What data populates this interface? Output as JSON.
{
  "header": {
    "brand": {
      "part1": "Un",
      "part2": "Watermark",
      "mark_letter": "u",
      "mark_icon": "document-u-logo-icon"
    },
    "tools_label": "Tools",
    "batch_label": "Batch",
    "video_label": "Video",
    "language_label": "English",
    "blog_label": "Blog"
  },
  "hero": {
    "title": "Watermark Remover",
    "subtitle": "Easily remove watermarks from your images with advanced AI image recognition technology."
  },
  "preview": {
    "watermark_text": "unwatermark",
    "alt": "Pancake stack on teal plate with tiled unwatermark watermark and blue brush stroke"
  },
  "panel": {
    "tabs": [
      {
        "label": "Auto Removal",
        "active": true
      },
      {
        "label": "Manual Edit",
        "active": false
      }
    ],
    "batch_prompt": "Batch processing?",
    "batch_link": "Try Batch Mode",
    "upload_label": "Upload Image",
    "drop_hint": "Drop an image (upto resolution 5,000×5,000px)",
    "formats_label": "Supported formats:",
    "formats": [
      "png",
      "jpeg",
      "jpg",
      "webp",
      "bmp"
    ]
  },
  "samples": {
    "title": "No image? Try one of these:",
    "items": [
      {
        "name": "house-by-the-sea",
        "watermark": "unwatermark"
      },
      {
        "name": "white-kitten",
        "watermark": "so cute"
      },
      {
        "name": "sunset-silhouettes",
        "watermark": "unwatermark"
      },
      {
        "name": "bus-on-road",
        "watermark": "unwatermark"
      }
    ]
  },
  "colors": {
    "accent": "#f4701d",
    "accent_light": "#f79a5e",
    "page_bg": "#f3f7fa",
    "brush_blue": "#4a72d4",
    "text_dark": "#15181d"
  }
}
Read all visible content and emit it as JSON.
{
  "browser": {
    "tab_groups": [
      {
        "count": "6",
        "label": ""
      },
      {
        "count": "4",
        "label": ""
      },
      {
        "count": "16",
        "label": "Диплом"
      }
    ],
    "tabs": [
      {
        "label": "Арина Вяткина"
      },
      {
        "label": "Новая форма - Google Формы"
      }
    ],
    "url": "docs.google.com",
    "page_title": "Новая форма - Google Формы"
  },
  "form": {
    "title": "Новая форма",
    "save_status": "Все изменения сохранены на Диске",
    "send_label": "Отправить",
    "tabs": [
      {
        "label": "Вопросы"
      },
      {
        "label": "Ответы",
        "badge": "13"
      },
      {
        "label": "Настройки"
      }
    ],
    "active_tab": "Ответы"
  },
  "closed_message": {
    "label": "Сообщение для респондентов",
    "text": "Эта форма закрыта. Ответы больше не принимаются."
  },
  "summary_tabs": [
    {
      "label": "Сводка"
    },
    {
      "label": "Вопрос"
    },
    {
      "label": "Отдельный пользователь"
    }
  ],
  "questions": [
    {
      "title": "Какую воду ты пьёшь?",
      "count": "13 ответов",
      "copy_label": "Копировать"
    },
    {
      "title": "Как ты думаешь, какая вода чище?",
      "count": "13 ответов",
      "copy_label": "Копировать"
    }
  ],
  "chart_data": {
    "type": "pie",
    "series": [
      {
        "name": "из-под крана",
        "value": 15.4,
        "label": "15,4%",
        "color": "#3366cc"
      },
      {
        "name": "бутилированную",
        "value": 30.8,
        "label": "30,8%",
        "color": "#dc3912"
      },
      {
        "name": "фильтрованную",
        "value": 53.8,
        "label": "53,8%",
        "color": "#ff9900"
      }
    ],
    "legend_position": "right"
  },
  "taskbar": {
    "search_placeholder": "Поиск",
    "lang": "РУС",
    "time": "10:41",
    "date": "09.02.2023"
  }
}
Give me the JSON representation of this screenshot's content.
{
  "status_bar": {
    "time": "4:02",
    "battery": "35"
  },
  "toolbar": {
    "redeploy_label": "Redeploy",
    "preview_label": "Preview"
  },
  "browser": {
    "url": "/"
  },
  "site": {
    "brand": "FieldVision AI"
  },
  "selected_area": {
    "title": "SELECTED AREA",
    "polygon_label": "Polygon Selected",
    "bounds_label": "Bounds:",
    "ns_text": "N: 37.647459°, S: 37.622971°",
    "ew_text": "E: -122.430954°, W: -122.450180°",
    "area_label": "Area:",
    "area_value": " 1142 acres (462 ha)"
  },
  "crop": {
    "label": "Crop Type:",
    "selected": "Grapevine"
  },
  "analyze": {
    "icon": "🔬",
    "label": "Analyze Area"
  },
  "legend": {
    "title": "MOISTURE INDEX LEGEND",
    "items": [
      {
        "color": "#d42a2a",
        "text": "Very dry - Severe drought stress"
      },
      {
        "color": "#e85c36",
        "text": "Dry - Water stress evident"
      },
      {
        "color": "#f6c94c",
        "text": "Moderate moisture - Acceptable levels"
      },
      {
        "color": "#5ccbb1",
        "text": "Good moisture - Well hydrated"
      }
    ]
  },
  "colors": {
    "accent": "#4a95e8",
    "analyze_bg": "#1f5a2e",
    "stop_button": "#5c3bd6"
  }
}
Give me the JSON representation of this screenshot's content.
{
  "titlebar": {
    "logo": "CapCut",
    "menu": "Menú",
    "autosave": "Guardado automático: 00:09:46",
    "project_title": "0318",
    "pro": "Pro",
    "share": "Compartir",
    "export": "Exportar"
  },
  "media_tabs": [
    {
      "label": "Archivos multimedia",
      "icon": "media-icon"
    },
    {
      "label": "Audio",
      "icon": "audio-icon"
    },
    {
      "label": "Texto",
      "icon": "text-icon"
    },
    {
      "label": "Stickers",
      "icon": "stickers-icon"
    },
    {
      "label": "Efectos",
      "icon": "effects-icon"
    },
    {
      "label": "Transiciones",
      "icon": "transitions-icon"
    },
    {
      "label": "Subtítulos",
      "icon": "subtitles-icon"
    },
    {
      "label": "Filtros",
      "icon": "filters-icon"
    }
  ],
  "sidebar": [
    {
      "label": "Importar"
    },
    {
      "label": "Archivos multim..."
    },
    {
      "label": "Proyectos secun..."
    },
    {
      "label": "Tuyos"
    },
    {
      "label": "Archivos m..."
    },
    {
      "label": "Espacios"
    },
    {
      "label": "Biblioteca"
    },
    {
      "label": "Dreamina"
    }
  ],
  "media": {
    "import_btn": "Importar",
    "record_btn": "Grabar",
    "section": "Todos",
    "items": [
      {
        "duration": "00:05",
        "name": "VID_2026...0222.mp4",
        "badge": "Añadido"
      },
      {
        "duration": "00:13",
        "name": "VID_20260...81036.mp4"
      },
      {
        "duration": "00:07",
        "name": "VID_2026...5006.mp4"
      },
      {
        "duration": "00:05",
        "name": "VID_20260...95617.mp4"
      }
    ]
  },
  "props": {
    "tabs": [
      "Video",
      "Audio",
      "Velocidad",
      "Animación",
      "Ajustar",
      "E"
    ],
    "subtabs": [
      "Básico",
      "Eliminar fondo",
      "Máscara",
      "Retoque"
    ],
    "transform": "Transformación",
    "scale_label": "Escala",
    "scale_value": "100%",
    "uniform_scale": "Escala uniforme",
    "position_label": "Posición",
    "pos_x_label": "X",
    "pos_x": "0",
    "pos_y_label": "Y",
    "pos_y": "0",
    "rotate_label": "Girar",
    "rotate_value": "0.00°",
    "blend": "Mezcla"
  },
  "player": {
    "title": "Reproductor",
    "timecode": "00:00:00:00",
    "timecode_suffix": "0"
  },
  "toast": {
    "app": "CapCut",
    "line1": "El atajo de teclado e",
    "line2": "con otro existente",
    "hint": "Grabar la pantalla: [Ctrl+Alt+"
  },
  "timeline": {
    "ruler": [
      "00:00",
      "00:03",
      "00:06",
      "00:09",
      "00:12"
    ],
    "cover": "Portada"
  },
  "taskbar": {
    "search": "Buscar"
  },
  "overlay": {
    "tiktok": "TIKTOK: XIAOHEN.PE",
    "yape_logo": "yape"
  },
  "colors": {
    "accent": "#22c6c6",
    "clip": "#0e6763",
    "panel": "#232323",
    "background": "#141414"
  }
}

### Exercise goal
Above are lines of data; state how many of them contain the word "formats", with no other output.

### Answer to this problem
2